• [Task] Go through the lines below and copy each one that holds the string "citing".

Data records

....................

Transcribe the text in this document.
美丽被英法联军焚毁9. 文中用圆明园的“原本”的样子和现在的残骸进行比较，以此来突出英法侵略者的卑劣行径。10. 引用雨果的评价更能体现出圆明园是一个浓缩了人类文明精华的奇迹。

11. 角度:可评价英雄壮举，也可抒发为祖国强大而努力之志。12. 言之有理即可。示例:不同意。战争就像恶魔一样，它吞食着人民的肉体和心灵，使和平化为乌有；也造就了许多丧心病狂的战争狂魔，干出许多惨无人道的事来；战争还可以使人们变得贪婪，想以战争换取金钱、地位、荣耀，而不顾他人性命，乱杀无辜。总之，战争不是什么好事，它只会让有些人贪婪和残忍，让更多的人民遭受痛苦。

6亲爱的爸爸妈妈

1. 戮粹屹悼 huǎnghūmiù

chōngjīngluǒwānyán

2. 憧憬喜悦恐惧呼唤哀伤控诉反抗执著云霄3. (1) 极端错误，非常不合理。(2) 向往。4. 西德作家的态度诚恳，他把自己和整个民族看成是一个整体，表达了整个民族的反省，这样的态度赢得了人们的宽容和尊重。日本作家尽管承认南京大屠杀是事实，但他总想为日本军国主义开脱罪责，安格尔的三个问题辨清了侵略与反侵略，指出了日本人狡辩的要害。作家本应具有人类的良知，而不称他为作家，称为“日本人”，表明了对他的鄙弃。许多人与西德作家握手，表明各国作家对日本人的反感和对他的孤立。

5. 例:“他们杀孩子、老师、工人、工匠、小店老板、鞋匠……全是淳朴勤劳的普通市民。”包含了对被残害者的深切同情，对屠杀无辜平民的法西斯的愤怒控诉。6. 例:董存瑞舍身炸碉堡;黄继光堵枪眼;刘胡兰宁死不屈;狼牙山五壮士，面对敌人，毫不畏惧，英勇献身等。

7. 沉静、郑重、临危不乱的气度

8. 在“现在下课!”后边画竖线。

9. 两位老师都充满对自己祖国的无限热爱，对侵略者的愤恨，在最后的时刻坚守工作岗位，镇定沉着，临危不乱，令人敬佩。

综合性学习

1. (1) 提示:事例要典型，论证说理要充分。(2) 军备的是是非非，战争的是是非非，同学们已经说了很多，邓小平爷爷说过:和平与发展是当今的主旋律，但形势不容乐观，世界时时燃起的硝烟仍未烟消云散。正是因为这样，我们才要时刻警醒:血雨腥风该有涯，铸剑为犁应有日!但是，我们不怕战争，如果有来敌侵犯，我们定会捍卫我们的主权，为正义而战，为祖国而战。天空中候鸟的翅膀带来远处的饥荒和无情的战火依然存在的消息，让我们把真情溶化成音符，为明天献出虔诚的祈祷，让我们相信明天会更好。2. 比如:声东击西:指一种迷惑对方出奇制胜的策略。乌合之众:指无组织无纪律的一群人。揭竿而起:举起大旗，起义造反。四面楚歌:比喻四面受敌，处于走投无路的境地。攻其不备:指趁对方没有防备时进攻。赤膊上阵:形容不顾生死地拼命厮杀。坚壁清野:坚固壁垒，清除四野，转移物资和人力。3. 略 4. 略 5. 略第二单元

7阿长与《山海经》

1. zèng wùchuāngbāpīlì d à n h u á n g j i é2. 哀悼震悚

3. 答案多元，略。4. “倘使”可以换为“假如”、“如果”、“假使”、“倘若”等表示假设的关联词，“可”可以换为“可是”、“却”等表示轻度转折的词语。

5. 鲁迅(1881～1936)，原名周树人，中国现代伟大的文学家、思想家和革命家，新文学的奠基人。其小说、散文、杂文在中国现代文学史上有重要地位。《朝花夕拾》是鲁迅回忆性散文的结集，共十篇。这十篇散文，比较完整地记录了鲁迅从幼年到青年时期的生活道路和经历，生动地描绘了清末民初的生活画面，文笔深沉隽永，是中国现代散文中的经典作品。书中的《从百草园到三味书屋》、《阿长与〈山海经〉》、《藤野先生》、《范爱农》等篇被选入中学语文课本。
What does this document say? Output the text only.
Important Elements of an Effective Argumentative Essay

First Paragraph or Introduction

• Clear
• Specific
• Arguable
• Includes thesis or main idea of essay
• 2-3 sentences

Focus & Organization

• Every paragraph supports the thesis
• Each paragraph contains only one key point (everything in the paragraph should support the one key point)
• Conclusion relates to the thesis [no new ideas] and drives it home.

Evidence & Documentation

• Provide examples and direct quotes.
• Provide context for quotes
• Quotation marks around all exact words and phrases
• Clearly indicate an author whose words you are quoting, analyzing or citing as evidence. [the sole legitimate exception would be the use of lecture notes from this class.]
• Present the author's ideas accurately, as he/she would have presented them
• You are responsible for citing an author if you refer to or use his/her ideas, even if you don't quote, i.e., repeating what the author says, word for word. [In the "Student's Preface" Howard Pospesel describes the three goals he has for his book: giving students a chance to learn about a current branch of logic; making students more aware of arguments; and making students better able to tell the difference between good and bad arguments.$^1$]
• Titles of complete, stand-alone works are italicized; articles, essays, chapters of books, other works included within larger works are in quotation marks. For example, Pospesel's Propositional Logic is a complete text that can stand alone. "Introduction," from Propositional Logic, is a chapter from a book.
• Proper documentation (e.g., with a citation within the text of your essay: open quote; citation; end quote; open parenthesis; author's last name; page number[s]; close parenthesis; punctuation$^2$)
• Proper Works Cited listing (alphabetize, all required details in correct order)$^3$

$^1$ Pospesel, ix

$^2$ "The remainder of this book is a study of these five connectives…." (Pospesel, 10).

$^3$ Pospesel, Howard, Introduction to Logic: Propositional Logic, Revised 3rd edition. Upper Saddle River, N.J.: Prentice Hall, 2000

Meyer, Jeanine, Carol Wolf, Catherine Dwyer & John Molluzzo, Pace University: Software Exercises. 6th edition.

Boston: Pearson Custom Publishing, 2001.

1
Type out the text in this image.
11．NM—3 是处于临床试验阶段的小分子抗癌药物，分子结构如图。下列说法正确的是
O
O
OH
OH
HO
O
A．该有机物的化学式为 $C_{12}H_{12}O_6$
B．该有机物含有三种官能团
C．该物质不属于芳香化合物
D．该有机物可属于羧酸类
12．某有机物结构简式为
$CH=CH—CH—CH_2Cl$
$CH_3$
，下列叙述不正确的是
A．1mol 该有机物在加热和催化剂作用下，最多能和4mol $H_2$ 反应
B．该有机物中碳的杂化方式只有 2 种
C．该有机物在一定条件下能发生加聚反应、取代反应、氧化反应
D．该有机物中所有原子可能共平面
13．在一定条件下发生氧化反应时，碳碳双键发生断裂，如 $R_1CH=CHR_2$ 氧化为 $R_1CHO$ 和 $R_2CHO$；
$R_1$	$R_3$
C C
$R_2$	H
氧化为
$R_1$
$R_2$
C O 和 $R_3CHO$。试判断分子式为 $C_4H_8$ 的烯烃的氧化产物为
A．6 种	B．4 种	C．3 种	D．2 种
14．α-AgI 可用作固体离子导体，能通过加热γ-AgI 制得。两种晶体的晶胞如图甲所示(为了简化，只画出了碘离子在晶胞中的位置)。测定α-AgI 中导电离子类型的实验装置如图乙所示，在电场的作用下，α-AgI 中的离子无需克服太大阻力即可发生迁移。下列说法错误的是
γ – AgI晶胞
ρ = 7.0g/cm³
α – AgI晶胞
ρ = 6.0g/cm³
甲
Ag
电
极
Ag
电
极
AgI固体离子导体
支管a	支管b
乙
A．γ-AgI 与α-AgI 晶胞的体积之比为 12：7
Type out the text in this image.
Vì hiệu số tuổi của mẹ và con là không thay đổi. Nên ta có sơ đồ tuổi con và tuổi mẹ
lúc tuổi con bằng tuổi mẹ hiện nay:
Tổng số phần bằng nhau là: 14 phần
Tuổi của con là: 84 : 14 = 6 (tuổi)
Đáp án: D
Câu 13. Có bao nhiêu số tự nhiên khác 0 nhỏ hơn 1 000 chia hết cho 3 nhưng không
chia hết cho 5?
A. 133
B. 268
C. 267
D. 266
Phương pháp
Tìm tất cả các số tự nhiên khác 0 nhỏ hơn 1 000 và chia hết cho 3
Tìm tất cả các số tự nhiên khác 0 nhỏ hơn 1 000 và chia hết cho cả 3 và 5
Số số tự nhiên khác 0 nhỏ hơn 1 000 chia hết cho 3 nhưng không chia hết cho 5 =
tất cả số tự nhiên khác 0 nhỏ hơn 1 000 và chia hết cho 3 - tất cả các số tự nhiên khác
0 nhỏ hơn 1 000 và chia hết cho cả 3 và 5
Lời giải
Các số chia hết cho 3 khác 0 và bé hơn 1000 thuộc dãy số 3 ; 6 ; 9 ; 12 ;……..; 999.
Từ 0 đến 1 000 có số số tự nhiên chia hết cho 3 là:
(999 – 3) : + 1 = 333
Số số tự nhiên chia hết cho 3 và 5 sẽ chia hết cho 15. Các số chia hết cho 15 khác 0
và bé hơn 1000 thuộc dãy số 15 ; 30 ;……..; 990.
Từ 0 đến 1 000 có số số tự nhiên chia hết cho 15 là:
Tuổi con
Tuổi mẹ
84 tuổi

....................

• [Written solution]
• Clearly indicate an author whose words you are quoting, analyzing or citing as evidence. [the sole legitimate exception would be the use of lecture notes from this class.]
• You are responsible for citing an author if you refer to or use his/her ideas, even if you don't quote, i.e., repeating what the author says, word for word. [In the "Student's Preface" Howard Pospesel describes the three goals he has for his book: giving students a chance to learn about a current branch of logic; making students more aware of arguments; and making students better able to tell the difference between good and bad arguments.$^1$]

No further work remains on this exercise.